* Exercise prompt
Below are entries to be transcribed exactly; exclude the pictures from the copy.

· · · · · · ·

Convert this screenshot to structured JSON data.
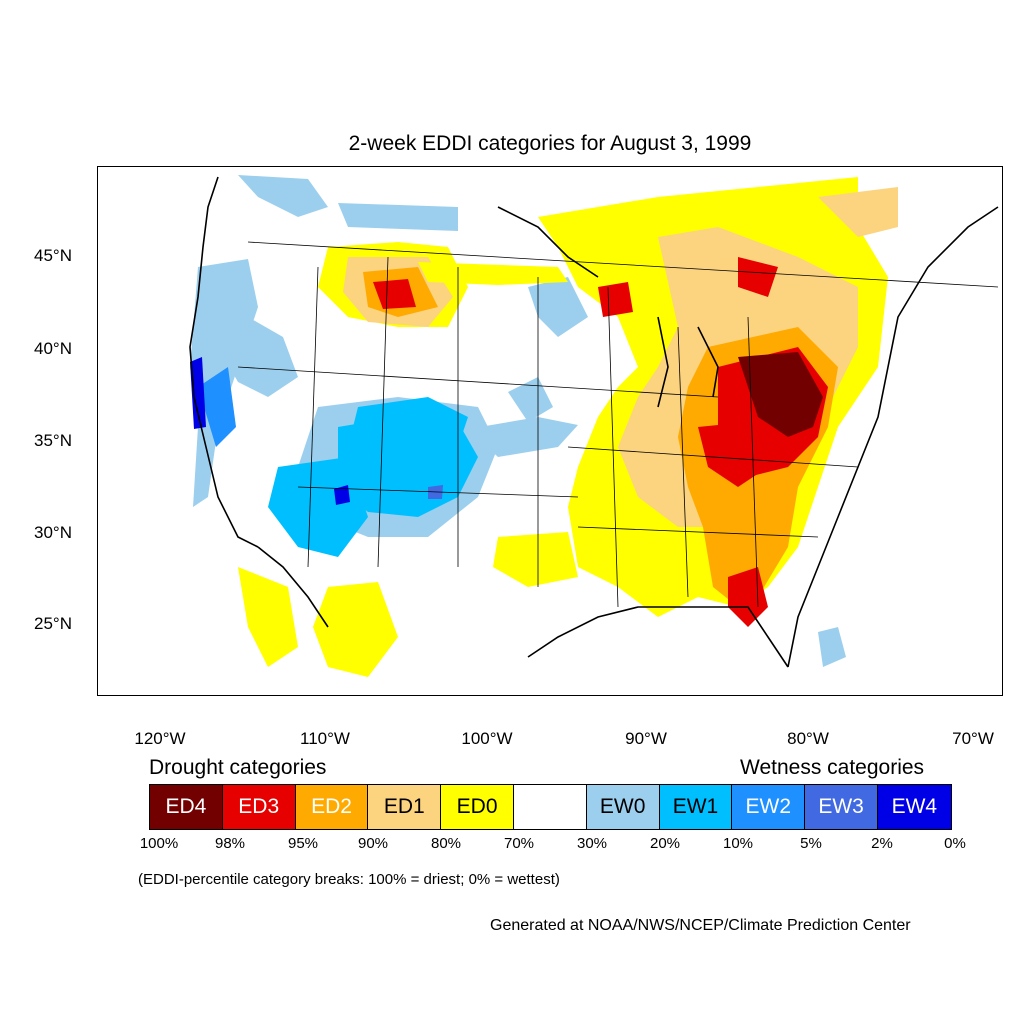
{
  "title": "2-week EDDI categories for August 3, 1999",
  "lat_labels": [
    "45°N",
    "40°N",
    "35°N",
    "30°N",
    "25°N"
  ],
  "lon_labels": [
    "120°W",
    "110°W",
    "100°W",
    "90°W",
    "80°W",
    "70°W"
  ],
  "legend": {
    "drought_heading": "Drought categories",
    "wetness_heading": "Wetness categories",
    "categories": [
      {
        "label": "ED4",
        "color": "#730000",
        "text_color": "#ffffff"
      },
      {
        "label": "ED3",
        "color": "#e60000",
        "text_color": "#ffffff"
      },
      {
        "label": "ED2",
        "color": "#ffaa00",
        "text_color": "#ffffff"
      },
      {
        "label": "ED1",
        "color": "#fcd37f",
        "text_color": "#000000"
      },
      {
        "label": "ED0",
        "color": "#ffff00",
        "text_color": "#000000"
      },
      {
        "label": "",
        "color": "#ffffff",
        "text_color": "#000000"
      },
      {
        "label": "EW0",
        "color": "#9ccfee",
        "text_color": "#000000"
      },
      {
        "label": "EW1",
        "color": "#00bfff",
        "text_color": "#000000"
      },
      {
        "label": "EW2",
        "color": "#1e90ff",
        "text_color": "#ffffff"
      },
      {
        "label": "EW3",
        "color": "#4169e1",
        "text_color": "#ffffff"
      },
      {
        "label": "EW4",
        "color": "#0000e6",
        "text_color": "#ffffff"
      }
    ],
    "percent_breaks": [
      "100%",
      "98%",
      "95%",
      "90%",
      "80%",
      "70%",
      "30%",
      "20%",
      "10%",
      "5%",
      "2%",
      "0%"
    ]
  },
  "note": "(EDDI-percentile category breaks: 100% = driest; 0% = wettest)",
  "credit": "Generated at NOAA/NWS/NCEP/Climate Prediction Center"
}
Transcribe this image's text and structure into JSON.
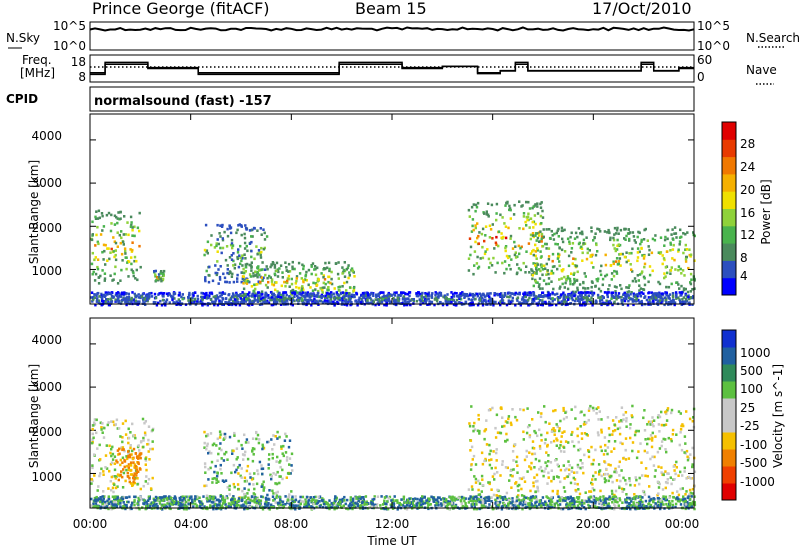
{
  "header": {
    "station": "Prince George (fitACF)",
    "beam": "Beam 15",
    "date": "17/Oct/2010"
  },
  "sky_panel": {
    "left_label": "N.Sky",
    "left_ticks": [
      "10^5",
      "10^0"
    ],
    "right_ticks": [
      "10^5",
      "10^0"
    ],
    "right_label": "N.Search"
  },
  "freq_panel": {
    "left_label_line1": "Freq.",
    "left_label_line2": "[MHz]",
    "left_ticks": [
      "18",
      "8"
    ],
    "right_ticks": [
      "60",
      "0"
    ],
    "right_label": "Nave"
  },
  "cpid_panel": {
    "label": "CPID",
    "value": "normalsound (fast) -157"
  },
  "xaxis": {
    "ticks": [
      "00:00",
      "04:00",
      "08:00",
      "12:00",
      "16:00",
      "20:00",
      "00:00"
    ],
    "label": "Time UT"
  },
  "power_panel": {
    "ylabel": "Slant Range [km]",
    "yticks": [
      "4000",
      "3000",
      "2000",
      "1000"
    ],
    "colorbar_label": "Power [dB]",
    "colorbar_ticks": [
      "28",
      "24",
      "20",
      "16",
      "12",
      "8",
      "4"
    ],
    "colors": [
      "#0000ff",
      "#2c4fbf",
      "#4a8a5c",
      "#49b34d",
      "#8fd23a",
      "#f0e000",
      "#f5b000",
      "#f07800",
      "#e83a00",
      "#e00000"
    ]
  },
  "velocity_panel": {
    "ylabel": "Slant Range [km]",
    "yticks": [
      "4000",
      "3000",
      "2000",
      "1000"
    ],
    "colorbar_label": "Velocity [m s^-1]",
    "colorbar_ticks": [
      "1000",
      "500",
      "100",
      "25",
      "-25",
      "-100",
      "-500",
      "-1000"
    ],
    "colors": [
      "#1030d0",
      "#2060a0",
      "#2f8a5a",
      "#5cc040",
      "#c8c8c8",
      "#c8c8c8",
      "#f5c000",
      "#f08000",
      "#f04000",
      "#e00000"
    ]
  },
  "chart_data": {
    "type": "heatmap",
    "x_unit": "hours UT",
    "xlim": [
      0,
      24
    ],
    "ylim_km": [
      200,
      4600
    ],
    "frequency_MHz": {
      "x": [
        0,
        0.6,
        2.3,
        4.3,
        9.9,
        12.4,
        13.6,
        14.0,
        15.4,
        16.3,
        16.9,
        17.4,
        21.0,
        21.9,
        22.4,
        23.4,
        24
      ],
      "values": [
        11,
        15,
        13,
        11,
        15,
        13,
        13,
        14,
        11,
        12,
        15,
        12,
        12,
        15,
        12,
        13,
        13
      ]
    },
    "nave": {
      "x": [
        0,
        0.6,
        2.3,
        4.3,
        9.9,
        12.4,
        13.6,
        14.0,
        15.4,
        16.3,
        16.9,
        17.4,
        21.0,
        21.9,
        22.4,
        23.4,
        24
      ],
      "values": [
        20,
        56,
        40,
        20,
        56,
        40,
        40,
        44,
        22,
        30,
        56,
        30,
        30,
        56,
        30,
        40,
        40
      ]
    },
    "nave_reference": 42,
    "n_sky_level": "~10^4 (approx. flat)",
    "echo_regions_power": [
      {
        "t": [
          0.0,
          2.0
        ],
        "range_km": [
          700,
          2400
        ],
        "peak_dB": 26
      },
      {
        "t": [
          2.5,
          2.9
        ],
        "range_km": [
          700,
          1000
        ],
        "peak_dB": 22
      },
      {
        "t": [
          4.5,
          7.0
        ],
        "range_km": [
          700,
          2100
        ],
        "peak_dB": 18
      },
      {
        "t": [
          6.0,
          10.5
        ],
        "range_km": [
          300,
          1200
        ],
        "peak_dB": 24
      },
      {
        "t": [
          15.0,
          18.0
        ],
        "range_km": [
          900,
          2600
        ],
        "peak_dB": 28
      },
      {
        "t": [
          17.5,
          24.0
        ],
        "range_km": [
          500,
          2000
        ],
        "peak_dB": 24
      },
      {
        "t": [
          0.0,
          24.0
        ],
        "range_km": [
          200,
          500
        ],
        "peak_dB": 10
      }
    ],
    "echo_regions_velocity": [
      {
        "t": [
          0.0,
          2.5
        ],
        "range_km": [
          600,
          2300
        ],
        "mean_m_s": 0
      },
      {
        "t": [
          1.0,
          2.0
        ],
        "range_km": [
          800,
          1600
        ],
        "mean_m_s": -150
      },
      {
        "t": [
          4.5,
          8.0
        ],
        "range_km": [
          400,
          2000
        ],
        "mean_m_s": 50
      },
      {
        "t": [
          15.0,
          24.0
        ],
        "range_km": [
          500,
          2600
        ],
        "mean_m_s": 0
      },
      {
        "t": [
          0.0,
          24.0
        ],
        "range_km": [
          200,
          500
        ],
        "mean_m_s": 100
      }
    ]
  }
}
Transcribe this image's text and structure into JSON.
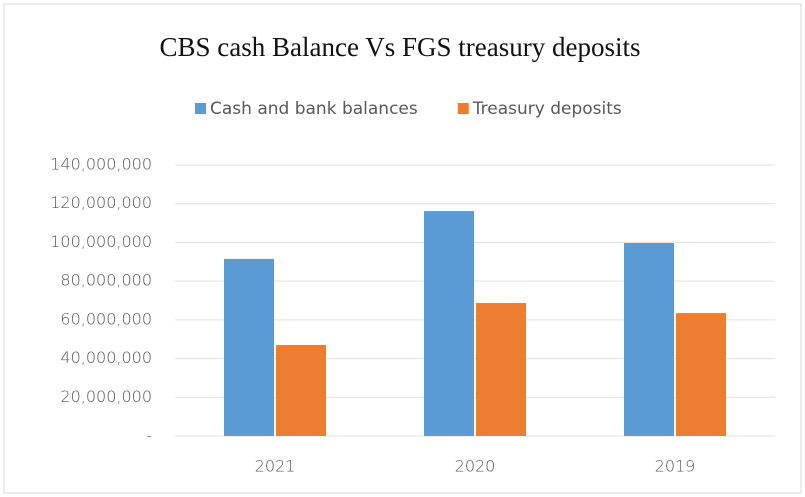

· · · · · · ·

* Task solution
Convert this screenshot to structured JSON data.
{
  "title": "2-week EDDI categories for August 3, 1999",
  "lat_labels": [
    "45°N",
    "40°N",
    "35°N",
    "30°N",
    "25°N"
  ],
  "lon_labels": [
    "120°W",
    "110°W",
    "100°W",
    "90°W",
    "80°W",
    "70°W"
  ],
  "legend": {
    "drought_heading": "Drought categories",
    "wetness_heading": "Wetness categories",
    "categories": [
      {
        "label": "ED4",
        "color": "#730000",
        "text_color": "#ffffff"
      },
      {
        "label": "ED3",
        "color": "#e60000",
        "text_color": "#ffffff"
      },
      {
        "label": "ED2",
        "color": "#ffaa00",
        "text_color": "#ffffff"
      },
      {
        "label": "ED1",
        "color": "#fcd37f",
        "text_color": "#000000"
      },
      {
        "label": "ED0",
        "color": "#ffff00",
        "text_color": "#000000"
      },
      {
        "label": "",
        "color": "#ffffff",
        "text_color": "#000000"
      },
      {
        "label": "EW0",
        "color": "#9ccfee",
        "text_color": "#000000"
      },
      {
        "label": "EW1",
        "color": "#00bfff",
        "text_color": "#000000"
      },
      {
        "label": "EW2",
        "color": "#1e90ff",
        "text_color": "#ffffff"
      },
      {
        "label": "EW3",
        "color": "#4169e1",
        "text_color": "#ffffff"
      },
      {
        "label": "EW4",
        "color": "#0000e6",
        "text_color": "#ffffff"
      }
    ],
    "percent_breaks": [
      "100%",
      "98%",
      "95%",
      "90%",
      "80%",
      "70%",
      "30%",
      "20%",
      "10%",
      "5%",
      "2%",
      "0%"
    ]
  },
  "note": "(EDDI-percentile category breaks: 100% = driest; 0% = wettest)",
  "credit": "Generated at NOAA/NWS/NCEP/Climate Prediction Center"
}
Transcribe this image's text and structure into JSON.
{
  "header": {
    "station": "Prince George (fitACF)",
    "beam": "Beam 15",
    "date": "17/Oct/2010"
  },
  "sky_panel": {
    "left_label": "N.Sky",
    "left_ticks": [
      "10^5",
      "10^0"
    ],
    "right_ticks": [
      "10^5",
      "10^0"
    ],
    "right_label": "N.Search"
  },
  "freq_panel": {
    "left_label_line1": "Freq.",
    "left_label_line2": "[MHz]",
    "left_ticks": [
      "18",
      "8"
    ],
    "right_ticks": [
      "60",
      "0"
    ],
    "right_label": "Nave"
  },
  "cpid_panel": {
    "label": "CPID",
    "value": "normalsound (fast) -157"
  },
  "xaxis": {
    "ticks": [
      "00:00",
      "04:00",
      "08:00",
      "12:00",
      "16:00",
      "20:00",
      "00:00"
    ],
    "label": "Time UT"
  },
  "power_panel": {
    "ylabel": "Slant Range [km]",
    "yticks": [
      "4000",
      "3000",
      "2000",
      "1000"
    ],
    "colorbar_label": "Power [dB]",
    "colorbar_ticks": [
      "28",
      "24",
      "20",
      "16",
      "12",
      "8",
      "4"
    ],
    "colors": [
      "#0000ff",
      "#2c4fbf",
      "#4a8a5c",
      "#49b34d",
      "#8fd23a",
      "#f0e000",
      "#f5b000",
      "#f07800",
      "#e83a00",
      "#e00000"
    ]
  },
  "velocity_panel": {
    "ylabel": "Slant Range [km]",
    "yticks": [
      "4000",
      "3000",
      "2000",
      "1000"
    ],
    "colorbar_label": "Velocity [m s^-1]",
    "colorbar_ticks": [
      "1000",
      "500",
      "100",
      "25",
      "-25",
      "-100",
      "-500",
      "-1000"
    ],
    "colors": [
      "#1030d0",
      "#2060a0",
      "#2f8a5a",
      "#5cc040",
      "#c8c8c8",
      "#c8c8c8",
      "#f5c000",
      "#f08000",
      "#f04000",
      "#e00000"
    ]
  },
  "chart_data": {
    "type": "heatmap",
    "x_unit": "hours UT",
    "xlim": [
      0,
      24
    ],
    "ylim_km": [
      200,
      4600
    ],
    "frequency_MHz": {
      "x": [
        0,
        0.6,
        2.3,
        4.3,
        9.9,
        12.4,
        13.6,
        14.0,
        15.4,
        16.3,
        16.9,
        17.4,
        21.0,
        21.9,
        22.4,
        23.4,
        24
      ],
      "values": [
        11,
        15,
        13,
        11,
        15,
        13,
        13,
        14,
        11,
        12,
        15,
        12,
        12,
        15,
        12,
        13,
        13
      ]
    },
    "nave": {
      "x": [
        0,
        0.6,
        2.3,
        4.3,
        9.9,
        12.4,
        13.6,
        14.0,
        15.4,
        16.3,
        16.9,
        17.4,
        21.0,
        21.9,
        22.4,
        23.4,
        24
      ],
      "values": [
        20,
        56,
        40,
        20,
        56,
        40,
        40,
        44,
        22,
        30,
        56,
        30,
        30,
        56,
        30,
        40,
        40
      ]
    },
    "nave_reference": 42,
    "n_sky_level": "~10^4 (approx. flat)",
    "echo_regions_power": [
      {
        "t": [
          0.0,
          2.0
        ],
        "range_km": [
          700,
          2400
        ],
        "peak_dB": 26
      },
      {
        "t": [
          2.5,
          2.9
        ],
        "range_km": [
          700,
          1000
        ],
        "peak_dB": 22
      },
      {
        "t": [
          4.5,
          7.0
        ],
        "range_km": [
          700,
          2100
        ],
        "peak_dB": 18
      },
      {
        "t": [
          6.0,
          10.5
        ],
        "range_km": [
          300,
          1200
        ],
        "peak_dB": 24
      },
      {
        "t": [
          15.0,
          18.0
        ],
        "range_km": [
          900,
          2600
        ],
        "peak_dB": 28
      },
      {
        "t": [
          17.5,
          24.0
        ],
        "range_km": [
          500,
          2000
        ],
        "peak_dB": 24
      },
      {
        "t": [
          0.0,
          24.0
        ],
        "range_km": [
          200,
          500
        ],
        "peak_dB": 10
      }
    ],
    "echo_regions_velocity": [
      {
        "t": [
          0.0,
          2.5
        ],
        "range_km": [
          600,
          2300
        ],
        "mean_m_s": 0
      },
      {
        "t": [
          1.0,
          2.0
        ],
        "range_km": [
          800,
          1600
        ],
        "mean_m_s": -150
      },
      {
        "t": [
          4.5,
          8.0
        ],
        "range_km": [
          400,
          2000
        ],
        "mean_m_s": 50
      },
      {
        "t": [
          15.0,
          24.0
        ],
        "range_km": [
          500,
          2600
        ],
        "mean_m_s": 0
      },
      {
        "t": [
          0.0,
          24.0
        ],
        "range_km": [
          200,
          500
        ],
        "mean_m_s": 100
      }
    ]
  }
}
Transcribe this image's text and structure into JSON.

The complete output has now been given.